Dataset items
======

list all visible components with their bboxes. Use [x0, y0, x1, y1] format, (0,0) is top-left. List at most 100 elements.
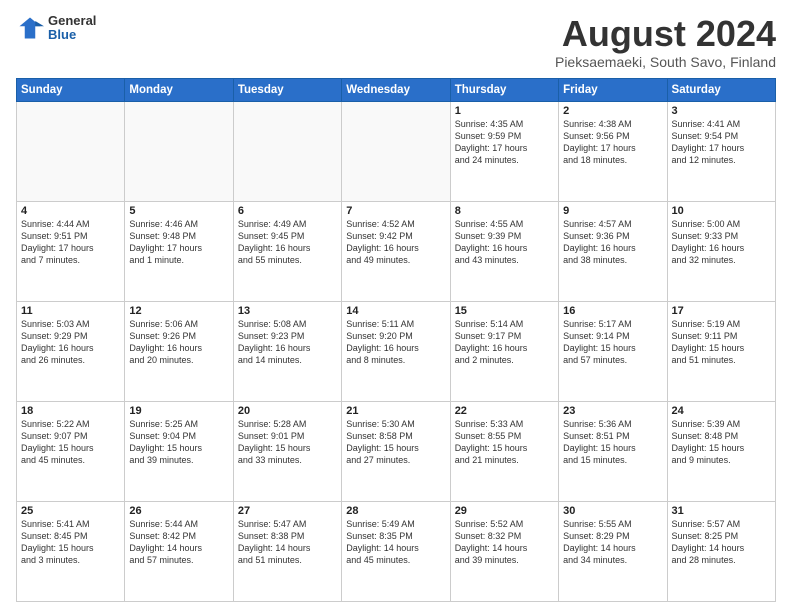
day-info: Sunrise: 5:11 AM Sunset: 9:20 PM Dayligh…: [346, 318, 445, 367]
day-info: Sunrise: 4:46 AM Sunset: 9:48 PM Dayligh…: [129, 218, 228, 267]
header-sunday: Sunday: [17, 78, 125, 101]
day-number: 1: [455, 105, 554, 117]
day-number: 9: [563, 205, 662, 217]
day-info: Sunrise: 5:39 AM Sunset: 8:48 PM Dayligh…: [672, 418, 771, 467]
day-info: Sunrise: 4:38 AM Sunset: 9:56 PM Dayligh…: [563, 118, 662, 167]
table-cell: 8Sunrise: 4:55 AM Sunset: 9:39 PM Daylig…: [450, 201, 558, 301]
logo-icon: [16, 14, 44, 42]
day-info: Sunrise: 4:55 AM Sunset: 9:39 PM Dayligh…: [455, 218, 554, 267]
day-info: Sunrise: 5:17 AM Sunset: 9:14 PM Dayligh…: [563, 318, 662, 367]
table-cell: 7Sunrise: 4:52 AM Sunset: 9:42 PM Daylig…: [342, 201, 450, 301]
table-cell: 23Sunrise: 5:36 AM Sunset: 8:51 PM Dayli…: [559, 401, 667, 501]
day-number: 24: [672, 405, 771, 417]
table-cell: [17, 101, 125, 201]
day-info: Sunrise: 5:33 AM Sunset: 8:55 PM Dayligh…: [455, 418, 554, 467]
day-info: Sunrise: 5:00 AM Sunset: 9:33 PM Dayligh…: [672, 218, 771, 267]
header-saturday: Saturday: [667, 78, 775, 101]
table-cell: 2Sunrise: 4:38 AM Sunset: 9:56 PM Daylig…: [559, 101, 667, 201]
table-cell: 20Sunrise: 5:28 AM Sunset: 9:01 PM Dayli…: [233, 401, 341, 501]
day-number: 5: [129, 205, 228, 217]
table-cell: 30Sunrise: 5:55 AM Sunset: 8:29 PM Dayli…: [559, 501, 667, 601]
day-info: Sunrise: 5:03 AM Sunset: 9:29 PM Dayligh…: [21, 318, 120, 367]
week-row-2: 4Sunrise: 4:44 AM Sunset: 9:51 PM Daylig…: [17, 201, 776, 301]
logo-text: General Blue: [48, 14, 96, 43]
table-cell: 13Sunrise: 5:08 AM Sunset: 9:23 PM Dayli…: [233, 301, 341, 401]
title-block: August 2024 Pieksaemaeki, South Savo, Fi…: [555, 14, 776, 70]
week-row-1: 1Sunrise: 4:35 AM Sunset: 9:59 PM Daylig…: [17, 101, 776, 201]
header-friday: Friday: [559, 78, 667, 101]
day-info: Sunrise: 5:25 AM Sunset: 9:04 PM Dayligh…: [129, 418, 228, 467]
day-number: 13: [238, 305, 337, 317]
day-number: 22: [455, 405, 554, 417]
header-wednesday: Wednesday: [342, 78, 450, 101]
day-info: Sunrise: 4:41 AM Sunset: 9:54 PM Dayligh…: [672, 118, 771, 167]
table-cell: 21Sunrise: 5:30 AM Sunset: 8:58 PM Dayli…: [342, 401, 450, 501]
table-cell: 16Sunrise: 5:17 AM Sunset: 9:14 PM Dayli…: [559, 301, 667, 401]
table-cell: 24Sunrise: 5:39 AM Sunset: 8:48 PM Dayli…: [667, 401, 775, 501]
subtitle: Pieksaemaeki, South Savo, Finland: [555, 54, 776, 70]
table-cell: 4Sunrise: 4:44 AM Sunset: 9:51 PM Daylig…: [17, 201, 125, 301]
day-number: 28: [346, 505, 445, 517]
day-info: Sunrise: 4:52 AM Sunset: 9:42 PM Dayligh…: [346, 218, 445, 267]
day-number: 26: [129, 505, 228, 517]
table-cell: 3Sunrise: 4:41 AM Sunset: 9:54 PM Daylig…: [667, 101, 775, 201]
calendar-header: SundayMondayTuesdayWednesdayThursdayFrid…: [17, 78, 776, 101]
day-number: 7: [346, 205, 445, 217]
day-info: Sunrise: 5:47 AM Sunset: 8:38 PM Dayligh…: [238, 518, 337, 567]
table-cell: 12Sunrise: 5:06 AM Sunset: 9:26 PM Dayli…: [125, 301, 233, 401]
table-cell: [125, 101, 233, 201]
day-number: 12: [129, 305, 228, 317]
day-info: Sunrise: 5:06 AM Sunset: 9:26 PM Dayligh…: [129, 318, 228, 367]
table-cell: [233, 101, 341, 201]
day-info: Sunrise: 5:30 AM Sunset: 8:58 PM Dayligh…: [346, 418, 445, 467]
day-info: Sunrise: 4:44 AM Sunset: 9:51 PM Dayligh…: [21, 218, 120, 267]
day-info: Sunrise: 5:44 AM Sunset: 8:42 PM Dayligh…: [129, 518, 228, 567]
day-info: Sunrise: 5:14 AM Sunset: 9:17 PM Dayligh…: [455, 318, 554, 367]
day-number: 27: [238, 505, 337, 517]
day-info: Sunrise: 4:49 AM Sunset: 9:45 PM Dayligh…: [238, 218, 337, 267]
header-thursday: Thursday: [450, 78, 558, 101]
day-info: Sunrise: 5:36 AM Sunset: 8:51 PM Dayligh…: [563, 418, 662, 467]
day-info: Sunrise: 5:41 AM Sunset: 8:45 PM Dayligh…: [21, 518, 120, 567]
page: General Blue August 2024 Pieksaemaeki, S…: [0, 0, 792, 612]
table-cell: 9Sunrise: 4:57 AM Sunset: 9:36 PM Daylig…: [559, 201, 667, 301]
table-cell: 14Sunrise: 5:11 AM Sunset: 9:20 PM Dayli…: [342, 301, 450, 401]
day-number: 2: [563, 105, 662, 117]
day-number: 17: [672, 305, 771, 317]
table-cell: 11Sunrise: 5:03 AM Sunset: 9:29 PM Dayli…: [17, 301, 125, 401]
day-number: 25: [21, 505, 120, 517]
day-info: Sunrise: 5:19 AM Sunset: 9:11 PM Dayligh…: [672, 318, 771, 367]
day-info: Sunrise: 5:55 AM Sunset: 8:29 PM Dayligh…: [563, 518, 662, 567]
day-number: 30: [563, 505, 662, 517]
day-info: Sunrise: 5:52 AM Sunset: 8:32 PM Dayligh…: [455, 518, 554, 567]
table-cell: 19Sunrise: 5:25 AM Sunset: 9:04 PM Dayli…: [125, 401, 233, 501]
table-cell: 17Sunrise: 5:19 AM Sunset: 9:11 PM Dayli…: [667, 301, 775, 401]
logo: General Blue: [16, 14, 96, 43]
day-number: 6: [238, 205, 337, 217]
table-cell: 22Sunrise: 5:33 AM Sunset: 8:55 PM Dayli…: [450, 401, 558, 501]
main-title: August 2024: [555, 14, 776, 54]
day-number: 10: [672, 205, 771, 217]
week-row-5: 25Sunrise: 5:41 AM Sunset: 8:45 PM Dayli…: [17, 501, 776, 601]
table-cell: 28Sunrise: 5:49 AM Sunset: 8:35 PM Dayli…: [342, 501, 450, 601]
calendar-table: SundayMondayTuesdayWednesdayThursdayFrid…: [16, 78, 776, 602]
day-info: Sunrise: 4:57 AM Sunset: 9:36 PM Dayligh…: [563, 218, 662, 267]
table-cell: 25Sunrise: 5:41 AM Sunset: 8:45 PM Dayli…: [17, 501, 125, 601]
table-cell: 15Sunrise: 5:14 AM Sunset: 9:17 PM Dayli…: [450, 301, 558, 401]
day-info: Sunrise: 5:28 AM Sunset: 9:01 PM Dayligh…: [238, 418, 337, 467]
logo-blue: Blue: [48, 28, 96, 42]
week-row-3: 11Sunrise: 5:03 AM Sunset: 9:29 PM Dayli…: [17, 301, 776, 401]
day-info: Sunrise: 5:08 AM Sunset: 9:23 PM Dayligh…: [238, 318, 337, 367]
header-tuesday: Tuesday: [233, 78, 341, 101]
day-number: 20: [238, 405, 337, 417]
day-number: 4: [21, 205, 120, 217]
day-info: Sunrise: 5:57 AM Sunset: 8:25 PM Dayligh…: [672, 518, 771, 567]
day-number: 14: [346, 305, 445, 317]
day-info: Sunrise: 5:49 AM Sunset: 8:35 PM Dayligh…: [346, 518, 445, 567]
day-info: Sunrise: 4:35 AM Sunset: 9:59 PM Dayligh…: [455, 118, 554, 167]
table-cell: 6Sunrise: 4:49 AM Sunset: 9:45 PM Daylig…: [233, 201, 341, 301]
table-cell: 18Sunrise: 5:22 AM Sunset: 9:07 PM Dayli…: [17, 401, 125, 501]
header-monday: Monday: [125, 78, 233, 101]
day-number: 11: [21, 305, 120, 317]
header: General Blue August 2024 Pieksaemaeki, S…: [16, 14, 776, 70]
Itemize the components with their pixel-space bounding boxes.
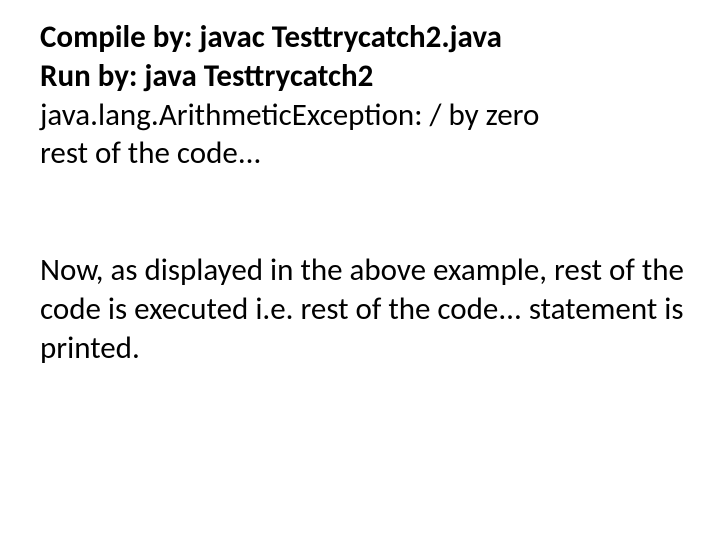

======

• TASK DETAILS
Repeat the data above verbatim, from the line with "day-info: Sunrise: 5:11" to the line with "table-cell: 7Sunrise: 4:52", including both of those lines.

• SOLVED EXERCISE
day-info: Sunrise: 5:11 AM Sunset: 9:20 PM Dayligh…: [346, 318, 445, 367]
day-info: Sunrise: 4:46 AM Sunset: 9:48 PM Dayligh…: [129, 218, 228, 267]
header-sunday: Sunday: [17, 78, 125, 101]
day-number: 1: [455, 105, 554, 117]
day-number: 9: [563, 205, 662, 217]
day-info: Sunrise: 5:39 AM Sunset: 8:48 PM Dayligh…: [672, 418, 771, 467]
day-info: Sunrise: 4:38 AM Sunset: 9:56 PM Dayligh…: [563, 118, 662, 167]
table-cell: 8Sunrise: 4:55 AM Sunset: 9:39 PM Daylig…: [450, 201, 558, 301]
logo-icon: [16, 14, 44, 42]
day-info: Sunrise: 4:55 AM Sunset: 9:39 PM Dayligh…: [455, 218, 554, 267]
day-info: Sunrise: 5:17 AM Sunset: 9:14 PM Dayligh…: [563, 318, 662, 367]
table-cell: 7Sunrise: 4:52 AM Sunset: 9:42 PM Daylig…: [342, 201, 450, 301]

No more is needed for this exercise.